Work required —
Drop the pictures from the entries below, then reproduce the rest exactly.

Data entries —
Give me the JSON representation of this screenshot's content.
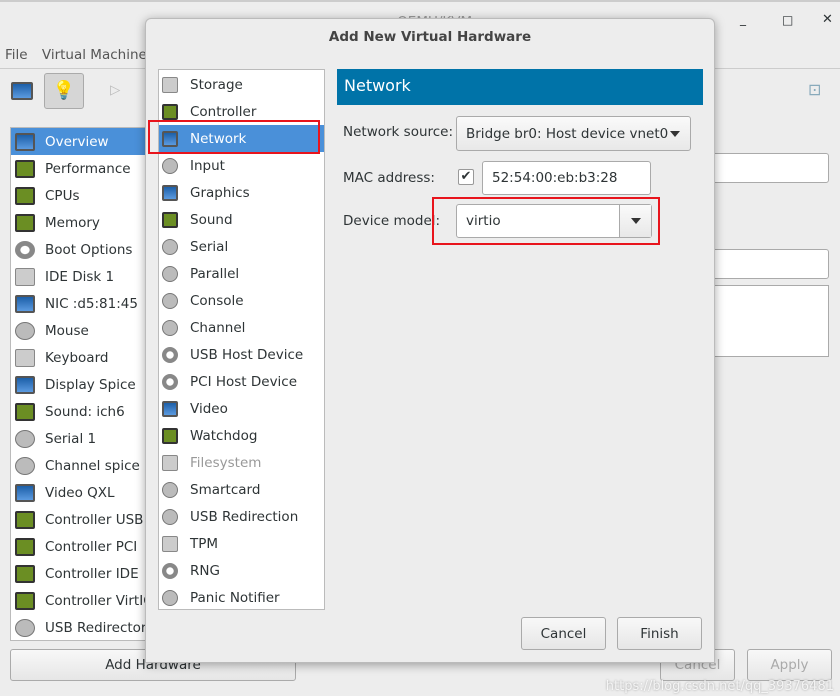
{
  "main_window": {
    "title": "... QEMU/KVM",
    "menu": [
      "File",
      "Virtual Machine"
    ],
    "hardware_list": [
      {
        "label": "Overview",
        "icon": "monitor-icon",
        "selected": true
      },
      {
        "label": "Performance",
        "icon": "performance-icon"
      },
      {
        "label": "CPUs",
        "icon": "cpu-icon"
      },
      {
        "label": "Memory",
        "icon": "memory-icon"
      },
      {
        "label": "Boot Options",
        "icon": "gear-icon"
      },
      {
        "label": "IDE Disk 1",
        "icon": "disk-icon"
      },
      {
        "label": "NIC :d5:81:45",
        "icon": "network-icon"
      },
      {
        "label": "Mouse",
        "icon": "mouse-icon"
      },
      {
        "label": "Keyboard",
        "icon": "keyboard-icon"
      },
      {
        "label": "Display Spice",
        "icon": "display-icon"
      },
      {
        "label": "Sound: ich6",
        "icon": "sound-icon"
      },
      {
        "label": "Serial 1",
        "icon": "serial-icon"
      },
      {
        "label": "Channel spice",
        "icon": "channel-icon"
      },
      {
        "label": "Video QXL",
        "icon": "video-icon"
      },
      {
        "label": "Controller USB",
        "icon": "controller-icon"
      },
      {
        "label": "Controller PCI",
        "icon": "controller-icon"
      },
      {
        "label": "Controller IDE",
        "icon": "controller-icon"
      },
      {
        "label": "Controller VirtIO",
        "icon": "controller-icon"
      },
      {
        "label": "USB Redirector",
        "icon": "usb-icon"
      }
    ],
    "add_hardware_label": "Add Hardware",
    "cancel_label": "Cancel",
    "apply_label": "Apply"
  },
  "dialog": {
    "title": "Add New Virtual Hardware",
    "items": [
      {
        "label": "Storage",
        "icon": "storage-icon"
      },
      {
        "label": "Controller",
        "icon": "controller-icon"
      },
      {
        "label": "Network",
        "icon": "network-icon",
        "selected": true
      },
      {
        "label": "Input",
        "icon": "mouse-icon"
      },
      {
        "label": "Graphics",
        "icon": "monitor-icon"
      },
      {
        "label": "Sound",
        "icon": "sound-icon"
      },
      {
        "label": "Serial",
        "icon": "serial-icon"
      },
      {
        "label": "Parallel",
        "icon": "parallel-icon"
      },
      {
        "label": "Console",
        "icon": "console-icon"
      },
      {
        "label": "Channel",
        "icon": "channel-icon"
      },
      {
        "label": "USB Host Device",
        "icon": "usb-device-icon"
      },
      {
        "label": "PCI Host Device",
        "icon": "pci-device-icon"
      },
      {
        "label": "Video",
        "icon": "video-icon"
      },
      {
        "label": "Watchdog",
        "icon": "watchdog-icon"
      },
      {
        "label": "Filesystem",
        "icon": "folder-icon",
        "disabled": true
      },
      {
        "label": "Smartcard",
        "icon": "smartcard-icon"
      },
      {
        "label": "USB Redirection",
        "icon": "usb-redirection-icon"
      },
      {
        "label": "TPM",
        "icon": "tpm-icon"
      },
      {
        "label": "RNG",
        "icon": "rng-icon"
      },
      {
        "label": "Panic Notifier",
        "icon": "panic-icon"
      }
    ],
    "section_title": "Network",
    "network_source_label": "Network source:",
    "network_source_value": "Bridge br0: Host device vnet0",
    "mac_label": "MAC address:",
    "mac_checked": true,
    "mac_value": "52:54:00:eb:b3:28",
    "device_model_label": "Device model:",
    "device_model_value": "virtio",
    "cancel_label": "Cancel",
    "finish_label": "Finish"
  },
  "watermark": "https://blog.csdn.net/qq_39376481",
  "colors": {
    "selection": "#4a90d9",
    "header": "#0073a8",
    "highlight_box": "#e8141c"
  }
}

Expected answer —
Give me the JSON representation of this screenshot's content.
{
  "main_window": {
    "title": "... QEMU/KVM",
    "menu": [
      "File",
      "Virtual Machine"
    ],
    "hardware_list": [
      {
        "label": "Overview",
        "icon": "monitor-icon",
        "selected": true
      },
      {
        "label": "Performance",
        "icon": "performance-icon"
      },
      {
        "label": "CPUs",
        "icon": "cpu-icon"
      },
      {
        "label": "Memory",
        "icon": "memory-icon"
      },
      {
        "label": "Boot Options",
        "icon": "gear-icon"
      },
      {
        "label": "IDE Disk 1",
        "icon": "disk-icon"
      },
      {
        "label": "NIC :d5:81:45",
        "icon": "network-icon"
      },
      {
        "label": "Mouse",
        "icon": "mouse-icon"
      },
      {
        "label": "Keyboard",
        "icon": "keyboard-icon"
      },
      {
        "label": "Display Spice",
        "icon": "display-icon"
      },
      {
        "label": "Sound: ich6",
        "icon": "sound-icon"
      },
      {
        "label": "Serial 1",
        "icon": "serial-icon"
      },
      {
        "label": "Channel spice",
        "icon": "channel-icon"
      },
      {
        "label": "Video QXL",
        "icon": "video-icon"
      },
      {
        "label": "Controller USB",
        "icon": "controller-icon"
      },
      {
        "label": "Controller PCI",
        "icon": "controller-icon"
      },
      {
        "label": "Controller IDE",
        "icon": "controller-icon"
      },
      {
        "label": "Controller VirtIO",
        "icon": "controller-icon"
      },
      {
        "label": "USB Redirector",
        "icon": "usb-icon"
      }
    ],
    "add_hardware_label": "Add Hardware",
    "cancel_label": "Cancel",
    "apply_label": "Apply"
  },
  "dialog": {
    "title": "Add New Virtual Hardware",
    "items": [
      {
        "label": "Storage",
        "icon": "storage-icon"
      },
      {
        "label": "Controller",
        "icon": "controller-icon"
      },
      {
        "label": "Network",
        "icon": "network-icon",
        "selected": true
      },
      {
        "label": "Input",
        "icon": "mouse-icon"
      },
      {
        "label": "Graphics",
        "icon": "monitor-icon"
      },
      {
        "label": "Sound",
        "icon": "sound-icon"
      },
      {
        "label": "Serial",
        "icon": "serial-icon"
      },
      {
        "label": "Parallel",
        "icon": "parallel-icon"
      },
      {
        "label": "Console",
        "icon": "console-icon"
      },
      {
        "label": "Channel",
        "icon": "channel-icon"
      },
      {
        "label": "USB Host Device",
        "icon": "usb-device-icon"
      },
      {
        "label": "PCI Host Device",
        "icon": "pci-device-icon"
      },
      {
        "label": "Video",
        "icon": "video-icon"
      },
      {
        "label": "Watchdog",
        "icon": "watchdog-icon"
      },
      {
        "label": "Filesystem",
        "icon": "folder-icon",
        "disabled": true
      },
      {
        "label": "Smartcard",
        "icon": "smartcard-icon"
      },
      {
        "label": "USB Redirection",
        "icon": "usb-redirection-icon"
      },
      {
        "label": "TPM",
        "icon": "tpm-icon"
      },
      {
        "label": "RNG",
        "icon": "rng-icon"
      },
      {
        "label": "Panic Notifier",
        "icon": "panic-icon"
      }
    ],
    "section_title": "Network",
    "network_source_label": "Network source:",
    "network_source_value": "Bridge br0: Host device vnet0",
    "mac_label": "MAC address:",
    "mac_checked": true,
    "mac_value": "52:54:00:eb:b3:28",
    "device_model_label": "Device model:",
    "device_model_value": "virtio",
    "cancel_label": "Cancel",
    "finish_label": "Finish"
  },
  "watermark": "https://blog.csdn.net/qq_39376481",
  "colors": {
    "selection": "#4a90d9",
    "header": "#0073a8",
    "highlight_box": "#e8141c"
  }
}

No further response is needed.